Look for the string "学生通过看书自学" and copy every line that has it.

→ **DATA**
--- start ---

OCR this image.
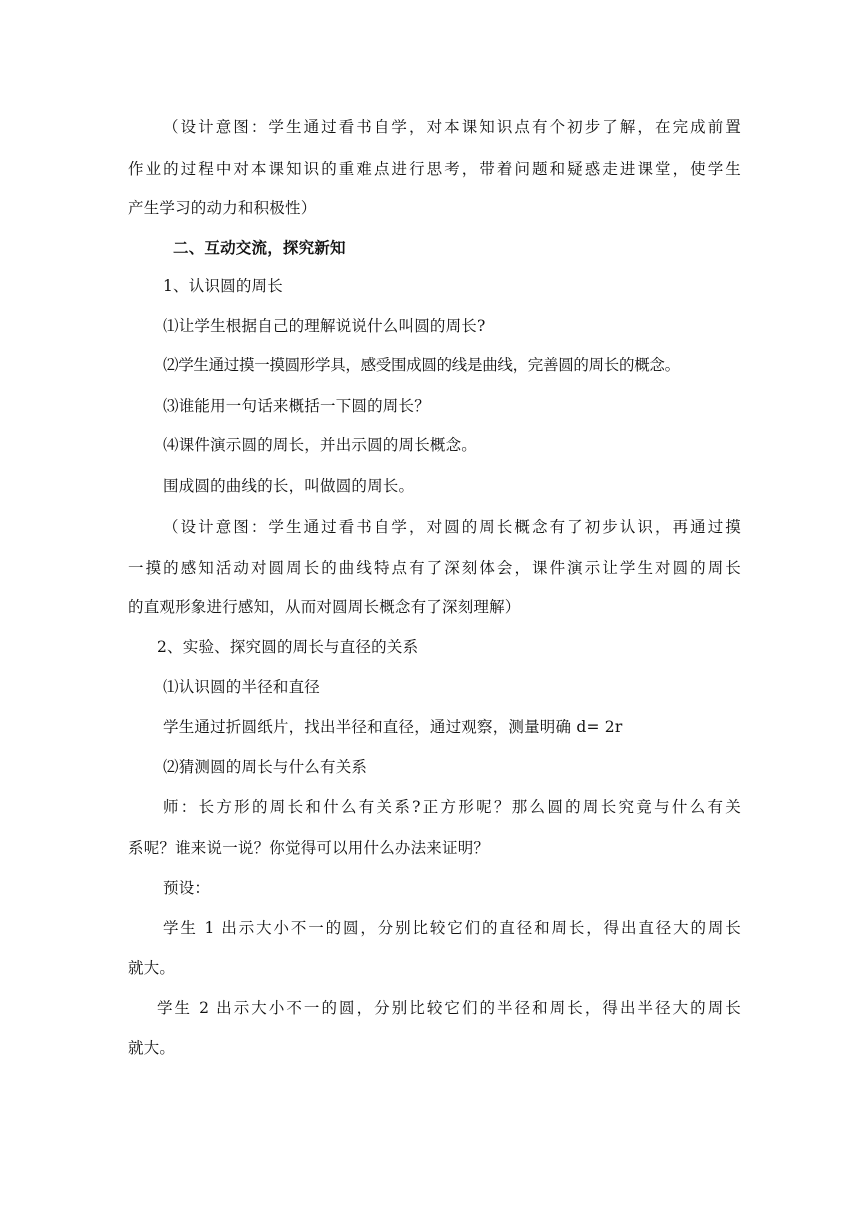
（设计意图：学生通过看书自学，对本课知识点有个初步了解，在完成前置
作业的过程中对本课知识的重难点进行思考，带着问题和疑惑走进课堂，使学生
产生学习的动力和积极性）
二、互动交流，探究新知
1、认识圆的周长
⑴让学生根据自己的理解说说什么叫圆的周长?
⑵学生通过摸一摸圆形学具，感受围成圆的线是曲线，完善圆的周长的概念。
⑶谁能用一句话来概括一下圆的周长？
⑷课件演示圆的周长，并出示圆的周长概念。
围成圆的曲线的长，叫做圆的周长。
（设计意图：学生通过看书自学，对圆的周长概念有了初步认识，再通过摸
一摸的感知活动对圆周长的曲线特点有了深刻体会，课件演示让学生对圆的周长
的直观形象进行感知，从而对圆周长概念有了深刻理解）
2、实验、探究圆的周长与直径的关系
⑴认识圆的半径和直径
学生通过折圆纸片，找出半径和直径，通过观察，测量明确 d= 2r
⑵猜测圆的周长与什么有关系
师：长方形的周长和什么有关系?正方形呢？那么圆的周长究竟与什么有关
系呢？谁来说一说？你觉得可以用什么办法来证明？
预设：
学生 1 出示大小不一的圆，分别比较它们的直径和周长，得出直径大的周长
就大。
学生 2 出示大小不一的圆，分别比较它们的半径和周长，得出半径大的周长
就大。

--- end ---
--- start ---

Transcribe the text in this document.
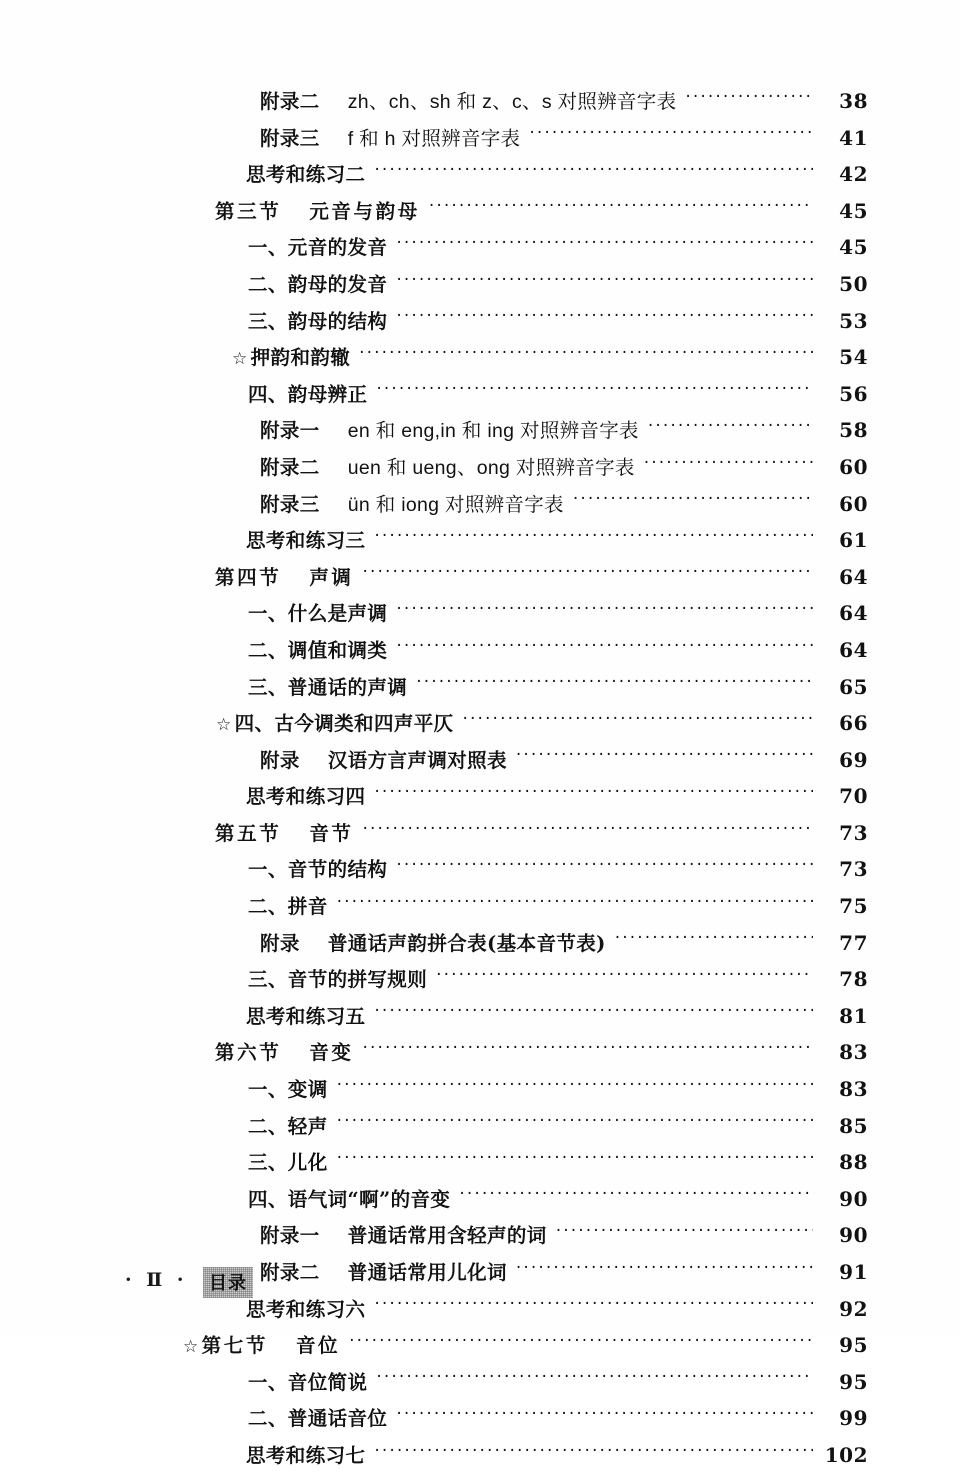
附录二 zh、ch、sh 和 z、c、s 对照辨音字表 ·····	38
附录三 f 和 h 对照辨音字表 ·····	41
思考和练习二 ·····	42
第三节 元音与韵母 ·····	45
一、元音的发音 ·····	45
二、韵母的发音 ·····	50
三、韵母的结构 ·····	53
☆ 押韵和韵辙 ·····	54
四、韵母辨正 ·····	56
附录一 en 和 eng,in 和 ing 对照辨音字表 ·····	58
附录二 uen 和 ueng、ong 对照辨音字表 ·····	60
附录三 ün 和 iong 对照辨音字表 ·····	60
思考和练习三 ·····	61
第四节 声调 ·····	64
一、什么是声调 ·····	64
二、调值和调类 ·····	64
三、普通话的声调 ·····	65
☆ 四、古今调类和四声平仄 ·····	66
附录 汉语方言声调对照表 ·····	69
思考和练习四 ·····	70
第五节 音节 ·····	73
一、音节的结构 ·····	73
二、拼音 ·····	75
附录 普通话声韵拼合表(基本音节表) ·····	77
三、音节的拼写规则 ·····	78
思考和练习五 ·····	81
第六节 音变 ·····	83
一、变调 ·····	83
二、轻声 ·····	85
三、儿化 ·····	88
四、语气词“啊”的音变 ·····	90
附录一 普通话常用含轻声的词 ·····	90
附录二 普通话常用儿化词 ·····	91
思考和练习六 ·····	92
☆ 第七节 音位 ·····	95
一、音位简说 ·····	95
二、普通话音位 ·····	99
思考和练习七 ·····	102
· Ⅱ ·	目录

--- end ---

→ **EXERCISE SOLUTION**
（设计意图：学生通过看书自学，对本课知识点有个初步了解，在完成前置
（设计意图：学生通过看书自学，对圆的周长概念有了初步认识，再通过摸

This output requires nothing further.